> LIST OF TASKS
1. Answer these questions from the article about Katie Bone.
(a) How old was Katie when she first walked into Stone Age Climbing Gym?
(b) In what year did her parents graduate from Bernalillo High School?
(c) On what date did season 14 of "American Ninja Warrior" debut?
2. Write the next few sentences of the article about Katie Bone, picking up after its final sentence.

> EXERCISE TEXT
════════════════

Katie Bone in action. (Photo courtesy of NBC/Elizabeth Morris)
A 16-year-old Bernalillo girl will compete to be an “American Ninja Warrior” Monday evening (June 27) in the NBC-TV show.
Katie Bone, a home-schooled athlete hopes to someday compete in her favorite sport in the Olympics, climbing.
According to nationalgeographic.com, it was formally announced in 2016 that climbing would be a medal sport in the 2020 Olympics. At those Tokyo games, climbers competed in three disciplines: boulder, lead and speed, in one event.
“Going to the Olympics has really been a goal of mine for a long time … rock climbing,” Katie said. “Ninja is not (an Olympic sport).”
Katie’s been hard-core climbing half her life.
As her mother, Tammy Bone, recalled, “She walked in the gym when she was 8 years old, Stone Age (Climbing Gym in Albuquerque). We were not climbers; her older brother found out about it from a friend, and wanted to go there for birthday.”
Katie tried to climb, loved it immediately and, says her mom, “never looked back.”
“My best friends are in climbing and Ninja — all of my closest friends I would not have met,” Katie said. “None of us are competing against each other, it’s about competing against the course. It is so much fun to get obstacles, and I love to compete — it’s so much fun for me.”
What goes through her mind?
“I’m in a slow state, where I don’t remember what I did afterwards,” she said.
Her brother, 18-year-old University of New Mexico student to be Andrew Bone, is also a competitive climber. The kids’ parents were Bernalillo High School sweethearts and graduates in 1996. Matthew Bone was a Spartans soccer play; his wife-to-be was a BHS cheerleader.
“Both started competing immediately, and have been to nationals multiple times,” Tammy Bone said. “Around 12, she entered herself for a local Ninja competition. She heard about it from a friend. She did a local competition in Albuquerque and took to it. Rock-climbing and Ninja complement themselves very well.”
One thing led to another and Katie in 2020 appeared on “American Junior Ninja Warrior,” which had been taped in 2019. The pandemic curtailed later appearances.
Now, “It’s so crazy, that I am on an adult show that I have dreamed about for so long, and people I have looked up to,” Katie said.
Until Monday
“Fast-forward to season 14,” says Tammy. “Katie was on their radar, they invited her to apply — and that was how she found herself and her passion.”
Season 14 of “American Ninja Warrior” debuted June 6. It airs Mondays at 7 p.m..
To sum the show up, NBC-TV describes it simply as a show in which “elite athletes from around the country compete on the world’s most-difficult obstacle courses.”

════════════════

> INFORMATION PROVIDED
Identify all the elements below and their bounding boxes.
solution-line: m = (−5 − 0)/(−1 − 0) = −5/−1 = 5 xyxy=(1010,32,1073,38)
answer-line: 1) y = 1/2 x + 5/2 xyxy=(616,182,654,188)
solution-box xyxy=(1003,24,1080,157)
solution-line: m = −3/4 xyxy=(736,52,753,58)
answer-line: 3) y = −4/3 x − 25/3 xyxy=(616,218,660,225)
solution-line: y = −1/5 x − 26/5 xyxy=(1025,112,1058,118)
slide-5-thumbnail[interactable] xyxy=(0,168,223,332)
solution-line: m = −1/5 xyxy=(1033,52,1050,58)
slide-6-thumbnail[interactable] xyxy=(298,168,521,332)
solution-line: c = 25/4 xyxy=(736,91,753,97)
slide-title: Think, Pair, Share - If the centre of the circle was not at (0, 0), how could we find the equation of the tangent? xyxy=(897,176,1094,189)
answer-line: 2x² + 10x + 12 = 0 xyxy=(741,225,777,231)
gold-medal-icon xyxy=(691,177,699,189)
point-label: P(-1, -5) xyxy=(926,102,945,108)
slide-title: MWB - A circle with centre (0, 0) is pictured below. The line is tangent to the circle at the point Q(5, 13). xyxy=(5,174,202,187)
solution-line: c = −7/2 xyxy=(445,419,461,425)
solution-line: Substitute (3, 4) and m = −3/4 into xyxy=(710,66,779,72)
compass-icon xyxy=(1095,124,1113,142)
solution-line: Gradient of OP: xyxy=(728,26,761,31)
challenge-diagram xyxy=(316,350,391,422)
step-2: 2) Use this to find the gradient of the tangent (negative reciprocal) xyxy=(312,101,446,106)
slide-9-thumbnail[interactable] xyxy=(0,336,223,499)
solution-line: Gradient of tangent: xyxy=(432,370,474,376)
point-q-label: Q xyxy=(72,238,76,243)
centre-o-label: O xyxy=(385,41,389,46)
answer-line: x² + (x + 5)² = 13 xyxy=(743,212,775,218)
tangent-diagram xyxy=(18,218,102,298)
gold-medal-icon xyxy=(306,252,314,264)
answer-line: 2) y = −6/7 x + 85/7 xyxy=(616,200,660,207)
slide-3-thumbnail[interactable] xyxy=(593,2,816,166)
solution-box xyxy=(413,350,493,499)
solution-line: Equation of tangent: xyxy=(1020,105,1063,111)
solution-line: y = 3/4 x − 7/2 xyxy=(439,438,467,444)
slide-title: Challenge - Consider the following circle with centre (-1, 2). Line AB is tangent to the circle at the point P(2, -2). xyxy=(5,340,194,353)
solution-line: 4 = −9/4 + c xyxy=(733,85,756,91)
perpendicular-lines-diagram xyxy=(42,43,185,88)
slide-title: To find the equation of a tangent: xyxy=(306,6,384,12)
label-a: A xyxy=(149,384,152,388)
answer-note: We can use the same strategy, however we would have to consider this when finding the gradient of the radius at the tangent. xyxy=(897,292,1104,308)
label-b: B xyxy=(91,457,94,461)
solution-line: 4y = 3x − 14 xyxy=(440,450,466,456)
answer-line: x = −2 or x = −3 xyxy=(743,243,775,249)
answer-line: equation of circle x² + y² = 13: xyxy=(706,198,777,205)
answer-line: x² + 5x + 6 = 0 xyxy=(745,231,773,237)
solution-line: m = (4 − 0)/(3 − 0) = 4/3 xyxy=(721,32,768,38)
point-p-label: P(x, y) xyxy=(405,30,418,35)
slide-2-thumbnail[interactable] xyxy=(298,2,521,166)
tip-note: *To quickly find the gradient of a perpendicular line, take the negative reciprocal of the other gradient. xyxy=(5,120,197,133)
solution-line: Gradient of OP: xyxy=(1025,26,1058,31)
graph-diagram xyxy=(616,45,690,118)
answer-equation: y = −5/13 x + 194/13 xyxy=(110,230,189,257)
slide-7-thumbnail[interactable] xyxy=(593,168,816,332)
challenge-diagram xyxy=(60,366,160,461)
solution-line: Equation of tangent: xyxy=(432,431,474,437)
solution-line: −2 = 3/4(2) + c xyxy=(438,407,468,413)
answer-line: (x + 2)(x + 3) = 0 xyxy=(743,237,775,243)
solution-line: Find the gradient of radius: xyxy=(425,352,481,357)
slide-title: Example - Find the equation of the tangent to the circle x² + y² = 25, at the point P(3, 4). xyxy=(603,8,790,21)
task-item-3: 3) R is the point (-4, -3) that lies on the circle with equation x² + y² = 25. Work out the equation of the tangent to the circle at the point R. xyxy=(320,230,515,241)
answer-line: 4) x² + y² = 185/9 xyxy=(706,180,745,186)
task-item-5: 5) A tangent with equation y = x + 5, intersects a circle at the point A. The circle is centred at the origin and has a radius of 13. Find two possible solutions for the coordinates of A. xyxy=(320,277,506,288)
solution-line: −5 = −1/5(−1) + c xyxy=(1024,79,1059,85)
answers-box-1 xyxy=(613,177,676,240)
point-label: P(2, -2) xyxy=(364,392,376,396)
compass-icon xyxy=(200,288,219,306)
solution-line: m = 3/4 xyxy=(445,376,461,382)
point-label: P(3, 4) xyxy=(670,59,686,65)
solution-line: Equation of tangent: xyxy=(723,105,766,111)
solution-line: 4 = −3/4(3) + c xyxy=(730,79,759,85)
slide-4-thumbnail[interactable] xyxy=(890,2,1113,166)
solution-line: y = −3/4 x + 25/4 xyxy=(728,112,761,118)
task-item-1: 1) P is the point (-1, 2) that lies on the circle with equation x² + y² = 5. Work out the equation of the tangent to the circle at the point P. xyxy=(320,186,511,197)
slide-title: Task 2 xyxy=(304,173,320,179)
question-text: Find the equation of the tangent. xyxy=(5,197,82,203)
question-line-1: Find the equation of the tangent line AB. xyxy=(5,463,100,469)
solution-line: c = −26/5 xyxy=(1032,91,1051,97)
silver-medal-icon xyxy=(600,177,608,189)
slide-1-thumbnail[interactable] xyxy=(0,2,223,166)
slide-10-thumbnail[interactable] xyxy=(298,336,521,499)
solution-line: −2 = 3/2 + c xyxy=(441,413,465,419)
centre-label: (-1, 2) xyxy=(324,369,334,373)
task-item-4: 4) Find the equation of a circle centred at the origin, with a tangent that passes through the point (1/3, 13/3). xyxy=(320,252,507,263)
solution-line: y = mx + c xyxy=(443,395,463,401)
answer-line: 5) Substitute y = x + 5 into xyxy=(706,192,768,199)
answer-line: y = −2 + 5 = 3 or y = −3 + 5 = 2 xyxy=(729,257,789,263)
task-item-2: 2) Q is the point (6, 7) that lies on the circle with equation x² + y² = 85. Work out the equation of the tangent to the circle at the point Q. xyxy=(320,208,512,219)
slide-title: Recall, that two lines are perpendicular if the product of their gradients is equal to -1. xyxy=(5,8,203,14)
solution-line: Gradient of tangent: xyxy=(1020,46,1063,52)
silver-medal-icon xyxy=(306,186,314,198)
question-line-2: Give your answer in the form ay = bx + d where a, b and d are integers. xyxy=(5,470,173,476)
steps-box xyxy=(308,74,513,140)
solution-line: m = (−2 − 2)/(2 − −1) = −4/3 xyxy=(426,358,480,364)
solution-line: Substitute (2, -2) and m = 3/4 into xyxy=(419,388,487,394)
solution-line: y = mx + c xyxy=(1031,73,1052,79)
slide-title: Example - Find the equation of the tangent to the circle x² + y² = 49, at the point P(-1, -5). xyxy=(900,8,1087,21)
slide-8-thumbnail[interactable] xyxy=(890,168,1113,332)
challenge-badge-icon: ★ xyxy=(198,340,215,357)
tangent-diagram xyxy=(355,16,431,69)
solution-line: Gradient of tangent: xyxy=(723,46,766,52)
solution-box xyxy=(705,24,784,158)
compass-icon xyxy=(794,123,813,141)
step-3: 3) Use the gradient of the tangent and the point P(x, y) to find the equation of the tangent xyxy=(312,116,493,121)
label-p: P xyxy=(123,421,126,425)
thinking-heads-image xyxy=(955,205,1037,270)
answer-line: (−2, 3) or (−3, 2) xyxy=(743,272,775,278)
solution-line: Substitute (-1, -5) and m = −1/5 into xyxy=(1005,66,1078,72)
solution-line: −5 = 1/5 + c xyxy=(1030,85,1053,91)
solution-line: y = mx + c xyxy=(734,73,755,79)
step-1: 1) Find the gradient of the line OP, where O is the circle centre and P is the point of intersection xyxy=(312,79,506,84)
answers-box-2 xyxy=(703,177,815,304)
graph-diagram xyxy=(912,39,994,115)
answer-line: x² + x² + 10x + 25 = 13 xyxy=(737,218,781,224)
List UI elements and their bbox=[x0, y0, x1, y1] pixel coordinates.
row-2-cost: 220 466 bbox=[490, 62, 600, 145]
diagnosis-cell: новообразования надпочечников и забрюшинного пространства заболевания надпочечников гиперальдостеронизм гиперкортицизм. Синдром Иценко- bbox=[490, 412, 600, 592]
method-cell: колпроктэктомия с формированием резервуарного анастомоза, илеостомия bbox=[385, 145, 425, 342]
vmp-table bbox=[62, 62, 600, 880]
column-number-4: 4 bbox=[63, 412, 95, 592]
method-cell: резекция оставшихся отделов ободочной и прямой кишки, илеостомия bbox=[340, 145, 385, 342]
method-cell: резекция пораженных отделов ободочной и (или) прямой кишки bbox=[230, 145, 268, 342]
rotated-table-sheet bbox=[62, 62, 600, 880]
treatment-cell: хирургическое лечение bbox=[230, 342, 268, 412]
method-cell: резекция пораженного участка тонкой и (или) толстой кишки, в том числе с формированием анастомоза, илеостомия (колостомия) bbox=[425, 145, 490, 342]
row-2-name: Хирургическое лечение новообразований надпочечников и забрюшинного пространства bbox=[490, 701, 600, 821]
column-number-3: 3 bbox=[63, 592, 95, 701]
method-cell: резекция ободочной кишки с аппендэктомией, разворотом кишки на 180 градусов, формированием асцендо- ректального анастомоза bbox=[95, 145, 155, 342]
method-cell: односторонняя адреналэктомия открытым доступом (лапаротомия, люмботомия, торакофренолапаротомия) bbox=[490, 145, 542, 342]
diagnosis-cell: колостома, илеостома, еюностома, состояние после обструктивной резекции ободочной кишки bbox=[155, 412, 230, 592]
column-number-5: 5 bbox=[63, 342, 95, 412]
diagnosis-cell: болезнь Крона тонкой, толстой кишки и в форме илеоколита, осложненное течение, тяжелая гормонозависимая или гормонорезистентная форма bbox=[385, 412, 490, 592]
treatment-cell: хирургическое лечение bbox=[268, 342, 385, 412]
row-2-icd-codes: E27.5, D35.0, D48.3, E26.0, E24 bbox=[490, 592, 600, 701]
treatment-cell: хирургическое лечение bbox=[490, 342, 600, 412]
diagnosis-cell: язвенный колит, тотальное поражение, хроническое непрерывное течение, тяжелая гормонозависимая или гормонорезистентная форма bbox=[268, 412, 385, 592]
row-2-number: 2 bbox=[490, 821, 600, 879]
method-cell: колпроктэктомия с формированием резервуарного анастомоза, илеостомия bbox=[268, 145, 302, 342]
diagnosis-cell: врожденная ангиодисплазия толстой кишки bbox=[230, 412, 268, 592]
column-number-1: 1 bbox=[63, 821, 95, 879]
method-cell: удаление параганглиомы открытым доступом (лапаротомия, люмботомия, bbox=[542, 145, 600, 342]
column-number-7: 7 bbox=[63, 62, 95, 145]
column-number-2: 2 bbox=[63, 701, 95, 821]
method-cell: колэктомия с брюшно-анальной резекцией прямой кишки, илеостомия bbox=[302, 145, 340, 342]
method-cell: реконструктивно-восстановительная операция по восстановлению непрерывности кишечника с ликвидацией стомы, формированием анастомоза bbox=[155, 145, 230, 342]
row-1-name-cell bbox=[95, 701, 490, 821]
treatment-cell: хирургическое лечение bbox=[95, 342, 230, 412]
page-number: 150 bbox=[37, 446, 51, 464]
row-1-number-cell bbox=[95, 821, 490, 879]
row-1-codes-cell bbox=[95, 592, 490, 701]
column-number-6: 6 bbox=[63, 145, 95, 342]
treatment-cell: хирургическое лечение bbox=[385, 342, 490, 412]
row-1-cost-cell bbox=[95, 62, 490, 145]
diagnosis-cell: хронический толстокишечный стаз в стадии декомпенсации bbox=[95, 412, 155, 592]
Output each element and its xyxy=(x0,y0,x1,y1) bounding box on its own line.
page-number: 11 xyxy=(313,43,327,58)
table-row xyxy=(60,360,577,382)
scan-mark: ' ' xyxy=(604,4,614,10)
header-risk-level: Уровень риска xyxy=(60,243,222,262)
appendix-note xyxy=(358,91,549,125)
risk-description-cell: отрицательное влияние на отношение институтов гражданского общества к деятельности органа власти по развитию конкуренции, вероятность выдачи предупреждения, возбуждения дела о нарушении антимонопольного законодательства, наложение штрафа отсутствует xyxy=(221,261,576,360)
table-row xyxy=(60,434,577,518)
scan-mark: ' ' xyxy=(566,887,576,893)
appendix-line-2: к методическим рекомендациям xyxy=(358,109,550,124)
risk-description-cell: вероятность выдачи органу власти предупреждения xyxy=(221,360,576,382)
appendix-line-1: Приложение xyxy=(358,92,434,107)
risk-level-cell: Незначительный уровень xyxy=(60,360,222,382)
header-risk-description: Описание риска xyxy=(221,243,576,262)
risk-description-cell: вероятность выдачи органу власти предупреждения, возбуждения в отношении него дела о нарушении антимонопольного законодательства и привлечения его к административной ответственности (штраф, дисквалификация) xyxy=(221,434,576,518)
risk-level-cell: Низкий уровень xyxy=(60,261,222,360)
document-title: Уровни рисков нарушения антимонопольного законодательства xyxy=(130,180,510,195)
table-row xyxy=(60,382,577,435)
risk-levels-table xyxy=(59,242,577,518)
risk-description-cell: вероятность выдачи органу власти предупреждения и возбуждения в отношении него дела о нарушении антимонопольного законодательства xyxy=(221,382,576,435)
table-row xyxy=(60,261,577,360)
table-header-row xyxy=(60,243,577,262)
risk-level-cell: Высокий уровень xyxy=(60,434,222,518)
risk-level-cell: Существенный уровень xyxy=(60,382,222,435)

════════════════

> YOUR WRITTEN ANSWERS
1.
(a) 8 years old
(b) 1996
(c) June 6

2.
Katie will be on the show, taped earlier in San Antonio, Texas — no spoiler alerts allowed, per NBC — hoping to work her way all the way to the finals. Tammy Bone said the qualifying competition venue was “so much larger – it’s huge, how large the obstacles are. It’s NBC. Most competitions are in local Ninja gyms.”
The layout of the obstacles these Ninja warriors maneuver around and over might be easier for Katie’s opponents. She’s battling Type 1 diabetes, and will have two wearable medical devices attached while competing.
“This could be huge for kids with diabetes, who don’t want their devices shown,” Tammy Bone said, “not to show off, not for any reason – she needs them to live.”
One device, she explained, is a 2-inch by 3-inch pod of sorts, to provide insulin. The other is a continuous glucose monitor, smaller than four square inches, which “monitors her glucose, so she doesn’t have to poke her finger,” Tammy said.
Her specially designed T-shirt for the competition bearing math notations (> and <), are symbolic, her mother says, of her daughter’s “highs and lows.”
“It’s a play on words; her glucose is high and low,” Tammy Bone said.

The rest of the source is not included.